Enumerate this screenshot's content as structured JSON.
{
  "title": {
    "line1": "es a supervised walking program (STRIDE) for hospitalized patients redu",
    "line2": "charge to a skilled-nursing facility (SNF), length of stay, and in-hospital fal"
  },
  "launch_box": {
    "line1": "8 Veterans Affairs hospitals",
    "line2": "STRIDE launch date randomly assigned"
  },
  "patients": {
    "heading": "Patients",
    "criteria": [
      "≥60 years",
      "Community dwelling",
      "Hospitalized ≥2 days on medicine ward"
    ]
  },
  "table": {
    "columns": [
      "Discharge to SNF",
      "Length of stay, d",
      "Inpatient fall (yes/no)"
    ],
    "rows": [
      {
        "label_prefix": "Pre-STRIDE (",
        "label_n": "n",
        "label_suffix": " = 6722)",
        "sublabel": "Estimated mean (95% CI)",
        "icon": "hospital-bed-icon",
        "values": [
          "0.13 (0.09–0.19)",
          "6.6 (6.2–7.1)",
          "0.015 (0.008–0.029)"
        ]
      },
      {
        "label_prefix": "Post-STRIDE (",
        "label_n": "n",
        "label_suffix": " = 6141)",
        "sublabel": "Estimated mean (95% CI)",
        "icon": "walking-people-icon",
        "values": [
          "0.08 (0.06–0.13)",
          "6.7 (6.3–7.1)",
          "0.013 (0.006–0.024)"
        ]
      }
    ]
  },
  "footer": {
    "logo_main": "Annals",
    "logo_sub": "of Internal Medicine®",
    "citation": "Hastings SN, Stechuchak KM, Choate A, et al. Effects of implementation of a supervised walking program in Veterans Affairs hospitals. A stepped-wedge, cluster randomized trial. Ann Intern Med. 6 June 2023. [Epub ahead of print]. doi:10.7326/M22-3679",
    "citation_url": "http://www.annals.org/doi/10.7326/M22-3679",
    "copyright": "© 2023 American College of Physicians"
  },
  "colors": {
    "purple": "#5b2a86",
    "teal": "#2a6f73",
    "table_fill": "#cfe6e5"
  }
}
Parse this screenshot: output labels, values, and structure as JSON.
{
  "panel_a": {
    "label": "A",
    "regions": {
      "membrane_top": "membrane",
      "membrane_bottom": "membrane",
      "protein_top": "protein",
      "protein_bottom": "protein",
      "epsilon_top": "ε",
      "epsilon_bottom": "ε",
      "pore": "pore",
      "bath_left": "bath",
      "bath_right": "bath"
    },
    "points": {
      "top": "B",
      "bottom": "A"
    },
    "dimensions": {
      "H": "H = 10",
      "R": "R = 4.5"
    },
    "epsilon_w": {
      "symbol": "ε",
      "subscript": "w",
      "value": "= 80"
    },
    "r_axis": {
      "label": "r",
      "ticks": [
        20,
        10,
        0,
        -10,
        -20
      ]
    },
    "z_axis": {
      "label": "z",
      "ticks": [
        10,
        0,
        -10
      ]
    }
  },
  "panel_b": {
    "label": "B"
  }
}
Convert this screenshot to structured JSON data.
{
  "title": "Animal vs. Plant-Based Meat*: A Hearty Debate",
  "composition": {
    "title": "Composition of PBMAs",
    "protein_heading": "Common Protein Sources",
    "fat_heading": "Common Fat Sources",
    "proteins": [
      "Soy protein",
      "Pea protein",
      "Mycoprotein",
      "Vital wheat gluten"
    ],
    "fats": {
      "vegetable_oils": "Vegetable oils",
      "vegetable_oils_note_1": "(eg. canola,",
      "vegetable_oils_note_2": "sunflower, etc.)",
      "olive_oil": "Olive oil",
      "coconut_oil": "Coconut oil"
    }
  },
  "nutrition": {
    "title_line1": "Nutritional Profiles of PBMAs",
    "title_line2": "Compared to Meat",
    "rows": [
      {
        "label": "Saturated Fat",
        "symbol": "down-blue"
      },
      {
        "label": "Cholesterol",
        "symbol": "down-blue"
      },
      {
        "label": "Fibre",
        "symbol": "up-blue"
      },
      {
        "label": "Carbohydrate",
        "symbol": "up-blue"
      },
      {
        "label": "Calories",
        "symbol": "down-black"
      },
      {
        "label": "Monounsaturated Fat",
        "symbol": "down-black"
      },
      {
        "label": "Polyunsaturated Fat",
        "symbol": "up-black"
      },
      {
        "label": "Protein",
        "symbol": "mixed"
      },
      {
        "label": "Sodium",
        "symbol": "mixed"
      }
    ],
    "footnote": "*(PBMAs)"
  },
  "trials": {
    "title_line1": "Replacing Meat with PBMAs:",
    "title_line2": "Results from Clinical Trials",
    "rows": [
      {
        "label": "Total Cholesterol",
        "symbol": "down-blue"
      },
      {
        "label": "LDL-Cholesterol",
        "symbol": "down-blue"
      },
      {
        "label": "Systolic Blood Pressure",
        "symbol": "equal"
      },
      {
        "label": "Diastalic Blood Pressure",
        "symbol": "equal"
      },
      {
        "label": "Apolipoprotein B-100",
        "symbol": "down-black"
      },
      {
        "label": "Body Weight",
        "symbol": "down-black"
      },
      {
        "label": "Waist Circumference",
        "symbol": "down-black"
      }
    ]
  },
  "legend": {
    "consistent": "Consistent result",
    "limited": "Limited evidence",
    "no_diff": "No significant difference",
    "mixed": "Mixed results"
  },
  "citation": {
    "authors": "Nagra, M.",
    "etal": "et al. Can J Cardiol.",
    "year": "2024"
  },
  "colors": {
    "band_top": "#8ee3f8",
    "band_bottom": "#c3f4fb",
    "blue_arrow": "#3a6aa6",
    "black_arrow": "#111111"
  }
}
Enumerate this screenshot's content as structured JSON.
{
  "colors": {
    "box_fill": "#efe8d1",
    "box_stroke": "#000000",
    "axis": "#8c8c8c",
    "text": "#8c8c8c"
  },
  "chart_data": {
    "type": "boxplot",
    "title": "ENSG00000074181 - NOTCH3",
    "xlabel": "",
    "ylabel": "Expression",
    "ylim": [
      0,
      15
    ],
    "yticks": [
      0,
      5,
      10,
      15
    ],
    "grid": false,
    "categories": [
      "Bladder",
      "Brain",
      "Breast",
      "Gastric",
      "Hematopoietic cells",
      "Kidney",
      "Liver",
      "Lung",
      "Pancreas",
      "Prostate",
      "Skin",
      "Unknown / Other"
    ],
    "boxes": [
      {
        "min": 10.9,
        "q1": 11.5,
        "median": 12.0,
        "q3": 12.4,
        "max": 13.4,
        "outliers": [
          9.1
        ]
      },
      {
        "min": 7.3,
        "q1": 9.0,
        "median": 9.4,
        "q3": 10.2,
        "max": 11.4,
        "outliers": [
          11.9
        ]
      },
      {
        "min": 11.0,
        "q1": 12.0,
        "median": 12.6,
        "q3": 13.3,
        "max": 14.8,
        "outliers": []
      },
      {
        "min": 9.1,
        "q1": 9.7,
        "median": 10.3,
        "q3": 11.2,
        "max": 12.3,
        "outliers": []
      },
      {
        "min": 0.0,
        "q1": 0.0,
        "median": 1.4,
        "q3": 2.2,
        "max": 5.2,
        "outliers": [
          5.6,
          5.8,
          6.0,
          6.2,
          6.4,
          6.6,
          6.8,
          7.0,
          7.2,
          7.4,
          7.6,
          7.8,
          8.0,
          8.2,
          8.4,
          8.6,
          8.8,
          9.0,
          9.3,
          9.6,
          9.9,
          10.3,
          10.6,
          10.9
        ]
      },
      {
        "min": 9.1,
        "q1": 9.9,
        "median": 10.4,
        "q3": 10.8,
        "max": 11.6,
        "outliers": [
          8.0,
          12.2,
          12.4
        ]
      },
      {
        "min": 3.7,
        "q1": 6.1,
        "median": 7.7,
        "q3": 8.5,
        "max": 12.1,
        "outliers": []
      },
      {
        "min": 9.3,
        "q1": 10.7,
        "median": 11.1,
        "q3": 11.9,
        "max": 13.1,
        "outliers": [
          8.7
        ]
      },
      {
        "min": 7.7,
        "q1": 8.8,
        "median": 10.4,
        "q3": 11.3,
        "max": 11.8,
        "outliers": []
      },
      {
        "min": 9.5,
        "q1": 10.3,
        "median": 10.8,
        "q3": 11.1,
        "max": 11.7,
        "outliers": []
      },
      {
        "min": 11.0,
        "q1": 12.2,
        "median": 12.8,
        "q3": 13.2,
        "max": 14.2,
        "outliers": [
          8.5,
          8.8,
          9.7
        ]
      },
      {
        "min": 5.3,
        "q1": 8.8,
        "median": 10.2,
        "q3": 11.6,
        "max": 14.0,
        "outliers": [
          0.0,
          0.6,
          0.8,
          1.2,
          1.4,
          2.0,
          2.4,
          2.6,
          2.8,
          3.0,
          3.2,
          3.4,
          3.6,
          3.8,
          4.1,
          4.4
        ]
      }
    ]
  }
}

◇ ◇ ◇

What the exercise asks
Which lines contain "JSON"? Copy each of them from the listing.

Problem solution
Enumerate this screenshot's content as structured JSON.
Parse this screenshot: output labels, values, and structure as JSON.
Convert this screenshot to structured JSON data.
Enumerate this screenshot's content as structured JSON.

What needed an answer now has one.